Extracts from a graphics dataset

★ ★ ★ ★

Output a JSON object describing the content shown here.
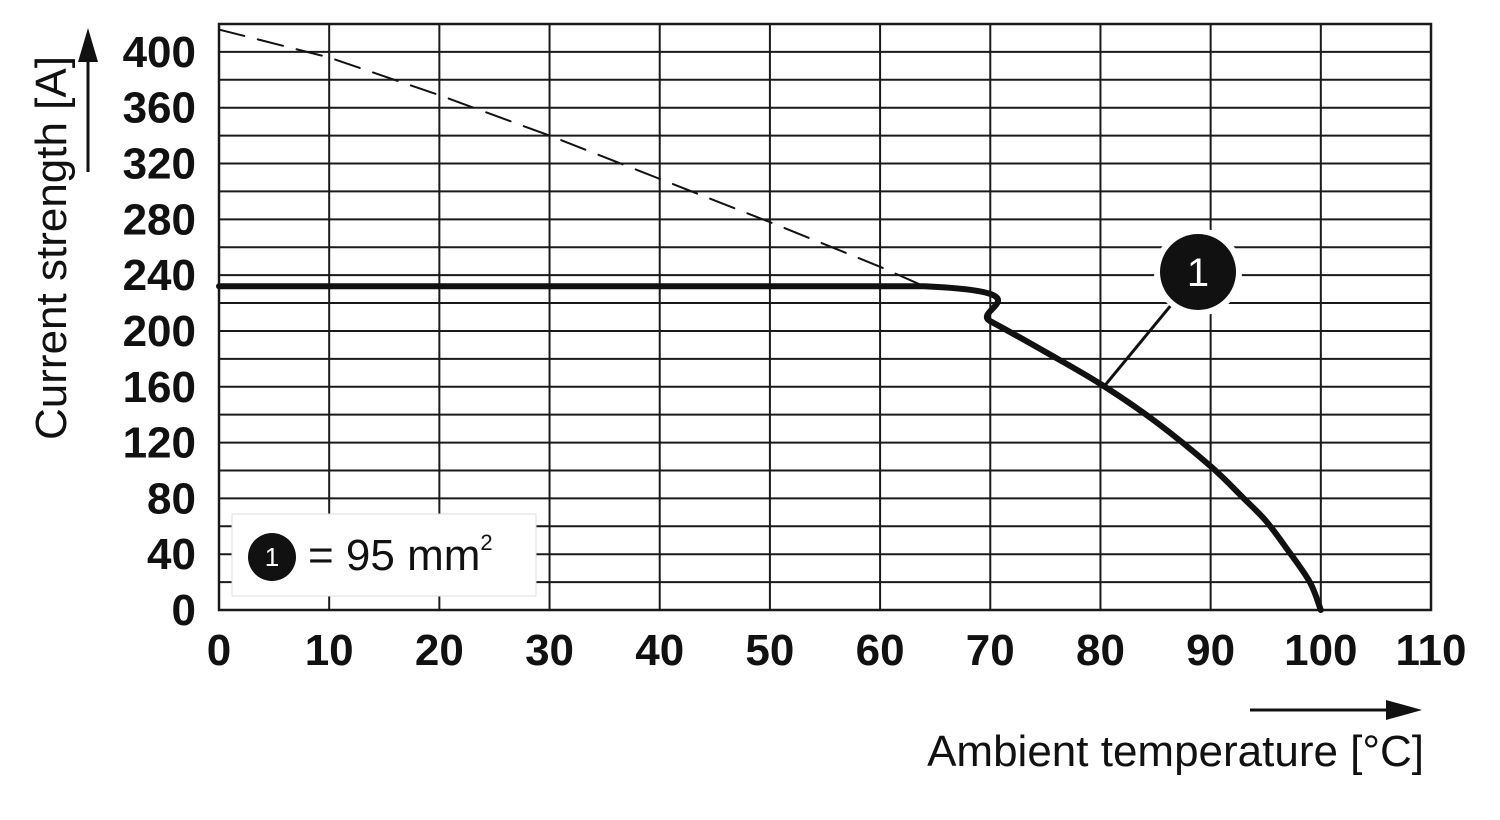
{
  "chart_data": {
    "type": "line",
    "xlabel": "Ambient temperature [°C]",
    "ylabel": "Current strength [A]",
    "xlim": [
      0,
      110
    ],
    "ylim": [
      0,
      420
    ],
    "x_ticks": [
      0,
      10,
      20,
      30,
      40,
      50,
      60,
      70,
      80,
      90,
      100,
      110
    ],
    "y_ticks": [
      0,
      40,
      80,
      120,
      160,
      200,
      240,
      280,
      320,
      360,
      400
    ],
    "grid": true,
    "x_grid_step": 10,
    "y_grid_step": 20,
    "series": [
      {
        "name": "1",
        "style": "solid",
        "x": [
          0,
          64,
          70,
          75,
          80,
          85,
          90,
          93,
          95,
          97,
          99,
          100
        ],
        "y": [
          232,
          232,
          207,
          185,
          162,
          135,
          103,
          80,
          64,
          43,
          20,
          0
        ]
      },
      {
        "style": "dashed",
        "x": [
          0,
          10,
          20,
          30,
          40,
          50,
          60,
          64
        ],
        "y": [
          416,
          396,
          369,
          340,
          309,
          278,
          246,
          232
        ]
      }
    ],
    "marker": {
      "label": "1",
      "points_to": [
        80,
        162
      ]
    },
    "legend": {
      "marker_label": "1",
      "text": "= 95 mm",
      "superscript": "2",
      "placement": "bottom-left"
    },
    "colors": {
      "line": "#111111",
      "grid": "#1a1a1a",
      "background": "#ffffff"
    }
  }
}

★ ★ ★ ★

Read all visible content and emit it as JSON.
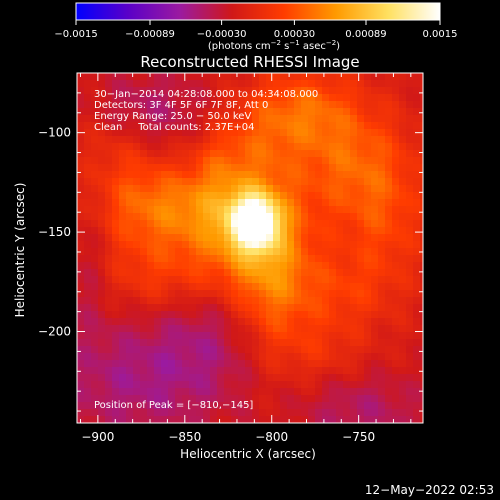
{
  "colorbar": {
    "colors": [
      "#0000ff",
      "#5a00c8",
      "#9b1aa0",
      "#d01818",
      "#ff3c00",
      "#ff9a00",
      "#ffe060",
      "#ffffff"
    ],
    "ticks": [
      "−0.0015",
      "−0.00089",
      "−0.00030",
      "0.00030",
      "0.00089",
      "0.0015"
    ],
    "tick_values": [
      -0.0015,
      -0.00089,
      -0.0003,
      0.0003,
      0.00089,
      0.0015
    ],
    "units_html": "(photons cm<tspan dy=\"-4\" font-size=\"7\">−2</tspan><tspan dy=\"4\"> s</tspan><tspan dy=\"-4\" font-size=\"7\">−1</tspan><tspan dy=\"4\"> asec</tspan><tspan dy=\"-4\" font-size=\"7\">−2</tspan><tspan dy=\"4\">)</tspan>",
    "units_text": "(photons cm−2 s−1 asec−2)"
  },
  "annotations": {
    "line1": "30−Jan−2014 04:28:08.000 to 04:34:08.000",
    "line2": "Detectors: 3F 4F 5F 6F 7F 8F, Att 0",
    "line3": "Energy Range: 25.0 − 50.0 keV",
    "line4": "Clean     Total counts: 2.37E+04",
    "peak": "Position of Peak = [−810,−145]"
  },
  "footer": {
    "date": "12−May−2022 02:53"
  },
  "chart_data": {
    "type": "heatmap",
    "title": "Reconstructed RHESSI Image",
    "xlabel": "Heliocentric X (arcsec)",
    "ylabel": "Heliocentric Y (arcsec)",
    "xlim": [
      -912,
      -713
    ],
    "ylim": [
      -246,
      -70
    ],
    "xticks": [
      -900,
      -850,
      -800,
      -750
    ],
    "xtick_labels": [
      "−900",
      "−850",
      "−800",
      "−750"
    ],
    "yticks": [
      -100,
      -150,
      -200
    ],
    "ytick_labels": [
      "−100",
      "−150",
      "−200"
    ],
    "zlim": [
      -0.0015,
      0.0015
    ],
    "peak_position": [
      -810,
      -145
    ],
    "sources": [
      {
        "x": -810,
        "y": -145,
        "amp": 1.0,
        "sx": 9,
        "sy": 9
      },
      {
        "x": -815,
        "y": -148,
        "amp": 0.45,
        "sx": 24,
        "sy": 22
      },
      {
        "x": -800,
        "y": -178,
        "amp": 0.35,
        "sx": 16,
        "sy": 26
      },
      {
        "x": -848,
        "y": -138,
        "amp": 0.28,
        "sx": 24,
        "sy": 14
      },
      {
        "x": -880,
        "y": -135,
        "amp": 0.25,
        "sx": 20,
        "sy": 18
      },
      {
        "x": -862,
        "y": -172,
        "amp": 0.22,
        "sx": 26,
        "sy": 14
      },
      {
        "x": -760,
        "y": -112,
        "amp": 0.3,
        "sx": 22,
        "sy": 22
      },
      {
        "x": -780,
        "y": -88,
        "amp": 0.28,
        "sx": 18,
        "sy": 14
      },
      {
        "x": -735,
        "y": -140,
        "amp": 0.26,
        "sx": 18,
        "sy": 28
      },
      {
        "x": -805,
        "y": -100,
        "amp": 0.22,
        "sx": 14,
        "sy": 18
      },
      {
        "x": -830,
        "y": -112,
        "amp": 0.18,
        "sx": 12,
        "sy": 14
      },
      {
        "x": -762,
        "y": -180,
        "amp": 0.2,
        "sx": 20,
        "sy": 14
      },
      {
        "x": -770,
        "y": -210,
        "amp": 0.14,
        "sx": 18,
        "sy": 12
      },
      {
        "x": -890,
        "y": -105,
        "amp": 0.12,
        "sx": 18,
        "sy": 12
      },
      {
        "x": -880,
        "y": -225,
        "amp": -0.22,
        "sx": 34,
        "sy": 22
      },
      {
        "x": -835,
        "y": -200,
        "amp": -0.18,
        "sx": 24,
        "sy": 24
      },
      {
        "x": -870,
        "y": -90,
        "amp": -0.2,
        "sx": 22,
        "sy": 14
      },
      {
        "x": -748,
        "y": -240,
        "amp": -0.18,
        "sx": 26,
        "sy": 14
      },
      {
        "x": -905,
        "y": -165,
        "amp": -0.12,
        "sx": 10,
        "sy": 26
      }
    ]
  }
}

★ ★ ★ ★

Short task>
Gather up every line in the data above that contains the word "asec", copying each one.

Response to this task>
    "units_html": "(photons cm<tspan dy=\"-4\" font-size=\"7\">−2</tspan><tspan dy=\"4\"> s</tspan><tspan dy=\"-4\" font-size=\"7\">−1</tspan><tspan dy=\"4\"> asec</tspan><tspan dy=\"-4\" font-size=\"7\">−2</tspan><tspan dy=\"4\">)</tspan>",
    "units_text": "(photons cm−2 s−1 asec−2)"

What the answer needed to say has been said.